## Start

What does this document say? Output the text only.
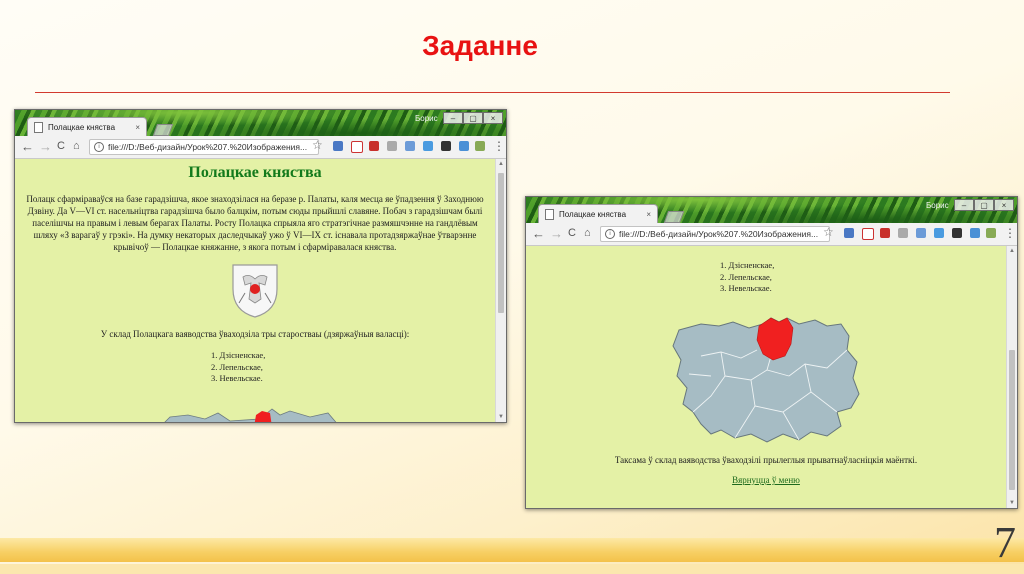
Заданне
Полацкае княства	×
Борис	–	▢	×
← → C ⌂	i file:///D:/Веб-дизайн/Урок%207.%20Изображения... ☆	⋮
Полацкае княства
Полацк сфарміраваўся на базе гарадзішча, якое знаходзілася на беразе р. Палаты, каля месца яе ўпадзення ў Заходнюю Дзвіну. Да V—VI ст. насельніцтва гарадзішча было балцкім, потым сюды прыйшлі славяне. Побач з гарадзішчам былі паселішчы на правым і левым берагах Палаты. Росту Полацка спрыяла яго стратэгічнае размяшчэнне на гандлёвым шляху «З варагаў у грэкі». На думку некаторых даследчыкаў ужо ў VI—IX ст. існавала протадзяржаўнае ўтварэнне крывічоў — Полацкае княжанне, з якога потым і сфарміравалася княства.
У склад Полацкага ваяводства ўваходзіла тры старостваы (дзяржаўныя валасці):
1. Дзісненскае,
2. Лепельскае,
3. Невельскае.
▲
▼
Полацкае княства	×
Борис	–	▢	×
← → C ⌂	i file:///D:/Веб-дизайн/Урок%207.%20Изображения... ☆	⋮
1. Дзісненскае,
2. Лепельскае,
3. Невельскае.
Таксама ў склад ваяводства ўваходзілі прылеглыя прыватнаўласніцкія маёнткі.
Вярнуцца ў меню
▲
▼
7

## End

**DIRECTIONS FOR THIS TASK:** Without the pictures, output the full listing exactly as it stands.

**PROBLEM SOLUTION:**
What does this document say? Output the text only.
Заданне
Полацкае княства	×
Борис	–	▢	×
← → C ⌂	i file:///D:/Веб-дизайн/Урок%207.%20Изображения... ☆	⋮
Полацкае княства
Полацк сфарміраваўся на базе гарадзішча, якое знаходзілася на беразе р. Палаты, каля месца яе ўпадзення ў Заходнюю Дзвіну. Да V—VI ст. насельніцтва гарадзішча было балцкім, потым сюды прыйшлі славяне. Побач з гарадзішчам былі паселішчы на правым і левым берагах Палаты. Росту Полацка спрыяла яго стратэгічнае размяшчэнне на гандлёвым шляху «З варагаў у грэкі». На думку некаторых даследчыкаў ужо ў VI—IX ст. існавала протадзяржаўнае ўтварэнне крывічоў — Полацкае княжанне, з якога потым і сфарміравалася княства.
У склад Полацкага ваяводства ўваходзіла тры старостваы (дзяржаўныя валасці):
1. Дзісненскае,
2. Лепельскае,
3. Невельскае.
▲
▼
Полацкае княства	×
Борис	–	▢	×
← → C ⌂	i file:///D:/Веб-дизайн/Урок%207.%20Изображения... ☆	⋮
1. Дзісненскае,
2. Лепельскае,
3. Невельскае.
Таксама ў склад ваяводства ўваходзілі прылеглыя прыватнаўласніцкія маёнткі.
Вярнуцца ў меню
▲
▼
7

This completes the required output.